__Exercise description__
Please retype the records below exactly, leaving out any pictures.

START Materials provided

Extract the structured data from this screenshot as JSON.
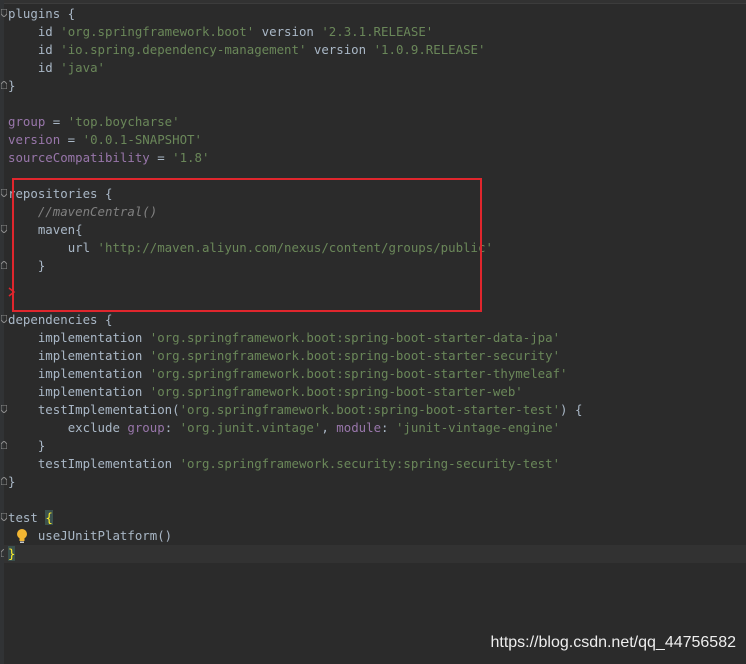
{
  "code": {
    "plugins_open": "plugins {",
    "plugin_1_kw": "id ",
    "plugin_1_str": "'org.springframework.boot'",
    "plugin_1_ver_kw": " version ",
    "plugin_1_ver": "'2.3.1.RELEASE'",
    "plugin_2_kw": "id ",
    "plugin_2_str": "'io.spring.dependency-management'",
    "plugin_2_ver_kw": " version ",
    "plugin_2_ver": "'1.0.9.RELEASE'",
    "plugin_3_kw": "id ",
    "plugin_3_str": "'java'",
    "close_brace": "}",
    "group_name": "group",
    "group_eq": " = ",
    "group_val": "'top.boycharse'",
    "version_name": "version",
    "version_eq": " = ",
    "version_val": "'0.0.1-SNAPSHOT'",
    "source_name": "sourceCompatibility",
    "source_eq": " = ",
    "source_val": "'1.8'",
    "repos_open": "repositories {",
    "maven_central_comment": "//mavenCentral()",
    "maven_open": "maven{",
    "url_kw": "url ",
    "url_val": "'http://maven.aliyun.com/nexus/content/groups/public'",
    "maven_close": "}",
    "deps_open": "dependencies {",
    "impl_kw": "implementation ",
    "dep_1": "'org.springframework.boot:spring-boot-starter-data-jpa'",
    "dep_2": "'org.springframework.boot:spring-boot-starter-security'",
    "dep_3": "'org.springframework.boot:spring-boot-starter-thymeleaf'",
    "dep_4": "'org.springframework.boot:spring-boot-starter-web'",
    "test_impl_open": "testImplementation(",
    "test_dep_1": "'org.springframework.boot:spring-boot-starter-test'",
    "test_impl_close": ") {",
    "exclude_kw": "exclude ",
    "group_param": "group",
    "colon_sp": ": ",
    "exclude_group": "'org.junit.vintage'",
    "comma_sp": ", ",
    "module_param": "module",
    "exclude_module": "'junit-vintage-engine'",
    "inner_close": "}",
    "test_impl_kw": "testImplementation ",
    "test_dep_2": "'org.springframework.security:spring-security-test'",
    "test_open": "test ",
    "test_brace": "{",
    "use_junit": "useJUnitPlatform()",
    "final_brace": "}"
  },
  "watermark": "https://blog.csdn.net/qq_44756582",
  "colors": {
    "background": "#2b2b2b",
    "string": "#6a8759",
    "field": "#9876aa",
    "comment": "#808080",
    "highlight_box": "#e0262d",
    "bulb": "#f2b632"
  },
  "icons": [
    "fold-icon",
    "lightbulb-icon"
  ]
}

END Materials provided

__Completed exercise__
Extract the structured data from this screenshot as JSON.
{
  "code": {
    "plugins_open": "plugins {",
    "plugin_1_kw": "id ",
    "plugin_1_str": "'org.springframework.boot'",
    "plugin_1_ver_kw": " version ",
    "plugin_1_ver": "'2.3.1.RELEASE'",
    "plugin_2_kw": "id ",
    "plugin_2_str": "'io.spring.dependency-management'",
    "plugin_2_ver_kw": " version ",
    "plugin_2_ver": "'1.0.9.RELEASE'",
    "plugin_3_kw": "id ",
    "plugin_3_str": "'java'",
    "close_brace": "}",
    "group_name": "group",
    "group_eq": " = ",
    "group_val": "'top.boycharse'",
    "version_name": "version",
    "version_eq": " = ",
    "version_val": "'0.0.1-SNAPSHOT'",
    "source_name": "sourceCompatibility",
    "source_eq": " = ",
    "source_val": "'1.8'",
    "repos_open": "repositories {",
    "maven_central_comment": "//mavenCentral()",
    "maven_open": "maven{",
    "url_kw": "url ",
    "url_val": "'http://maven.aliyun.com/nexus/content/groups/public'",
    "maven_close": "}",
    "deps_open": "dependencies {",
    "impl_kw": "implementation ",
    "dep_1": "'org.springframework.boot:spring-boot-starter-data-jpa'",
    "dep_2": "'org.springframework.boot:spring-boot-starter-security'",
    "dep_3": "'org.springframework.boot:spring-boot-starter-thymeleaf'",
    "dep_4": "'org.springframework.boot:spring-boot-starter-web'",
    "test_impl_open": "testImplementation(",
    "test_dep_1": "'org.springframework.boot:spring-boot-starter-test'",
    "test_impl_close": ") {",
    "exclude_kw": "exclude ",
    "group_param": "group",
    "colon_sp": ": ",
    "exclude_group": "'org.junit.vintage'",
    "comma_sp": ", ",
    "module_param": "module",
    "exclude_module": "'junit-vintage-engine'",
    "inner_close": "}",
    "test_impl_kw": "testImplementation ",
    "test_dep_2": "'org.springframework.security:spring-security-test'",
    "test_open": "test ",
    "test_brace": "{",
    "use_junit": "useJUnitPlatform()",
    "final_brace": "}"
  },
  "watermark": "https://blog.csdn.net/qq_44756582",
  "colors": {
    "background": "#2b2b2b",
    "string": "#6a8759",
    "field": "#9876aa",
    "comment": "#808080",
    "highlight_box": "#e0262d",
    "bulb": "#f2b632"
  },
  "icons": [
    "fold-icon",
    "lightbulb-icon"
  ]
}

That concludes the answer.